> **Request**
Pick out each line below containing "sentiments".

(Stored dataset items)

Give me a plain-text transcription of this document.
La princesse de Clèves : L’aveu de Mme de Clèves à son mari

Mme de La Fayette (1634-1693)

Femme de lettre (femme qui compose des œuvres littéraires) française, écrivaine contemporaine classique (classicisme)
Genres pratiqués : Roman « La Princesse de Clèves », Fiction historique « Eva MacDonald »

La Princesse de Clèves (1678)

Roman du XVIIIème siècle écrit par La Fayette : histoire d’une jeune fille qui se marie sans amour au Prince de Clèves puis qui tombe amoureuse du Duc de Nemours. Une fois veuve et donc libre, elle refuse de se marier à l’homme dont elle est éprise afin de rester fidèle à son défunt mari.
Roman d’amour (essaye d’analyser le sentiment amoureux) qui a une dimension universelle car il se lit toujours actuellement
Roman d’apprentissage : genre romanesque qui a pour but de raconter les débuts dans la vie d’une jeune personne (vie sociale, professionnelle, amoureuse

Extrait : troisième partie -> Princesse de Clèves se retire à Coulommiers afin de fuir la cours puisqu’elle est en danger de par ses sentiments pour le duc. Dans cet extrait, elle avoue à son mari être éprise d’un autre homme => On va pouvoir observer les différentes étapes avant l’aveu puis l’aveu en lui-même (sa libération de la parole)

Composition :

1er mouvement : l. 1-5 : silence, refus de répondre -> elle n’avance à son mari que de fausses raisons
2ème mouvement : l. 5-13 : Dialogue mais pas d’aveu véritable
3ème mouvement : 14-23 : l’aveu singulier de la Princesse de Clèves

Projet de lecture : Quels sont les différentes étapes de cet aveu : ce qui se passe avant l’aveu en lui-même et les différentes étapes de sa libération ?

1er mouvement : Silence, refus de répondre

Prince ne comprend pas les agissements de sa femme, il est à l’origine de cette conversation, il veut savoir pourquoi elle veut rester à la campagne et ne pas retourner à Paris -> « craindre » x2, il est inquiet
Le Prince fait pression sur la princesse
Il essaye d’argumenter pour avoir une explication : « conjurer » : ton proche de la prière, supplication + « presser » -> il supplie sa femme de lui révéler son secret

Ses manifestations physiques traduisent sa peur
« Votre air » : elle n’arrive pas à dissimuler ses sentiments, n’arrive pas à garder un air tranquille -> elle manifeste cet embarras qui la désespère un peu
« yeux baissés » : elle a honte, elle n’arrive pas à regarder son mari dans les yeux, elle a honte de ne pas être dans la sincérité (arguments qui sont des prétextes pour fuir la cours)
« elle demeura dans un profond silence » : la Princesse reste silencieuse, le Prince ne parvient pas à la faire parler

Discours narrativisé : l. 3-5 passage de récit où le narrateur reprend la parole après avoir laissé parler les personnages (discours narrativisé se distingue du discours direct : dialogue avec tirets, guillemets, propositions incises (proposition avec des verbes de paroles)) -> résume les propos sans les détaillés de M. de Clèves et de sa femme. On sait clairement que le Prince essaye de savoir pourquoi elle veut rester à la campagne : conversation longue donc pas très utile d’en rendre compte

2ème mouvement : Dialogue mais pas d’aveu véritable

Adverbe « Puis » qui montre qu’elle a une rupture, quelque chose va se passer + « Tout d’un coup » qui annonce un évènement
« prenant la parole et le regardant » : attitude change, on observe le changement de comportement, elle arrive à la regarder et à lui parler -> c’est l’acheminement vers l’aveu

> **Written response**
Extrait : troisième partie -> Princesse de Clèves se retire à Coulommiers afin de fuir la cours puisqu’elle est en danger de par ses sentiments pour le duc. Dans cet extrait, elle avoue à son mari être éprise d’un autre homme => On va pouvoir observer les différentes étapes avant l’aveu puis l’aveu en lui-même (sa libération de la parole)
« Votre air » : elle n’arrive pas à dissimuler ses sentiments, n’arrive pas à garder un air tranquille -> elle manifeste cet embarras qui la désespère un peu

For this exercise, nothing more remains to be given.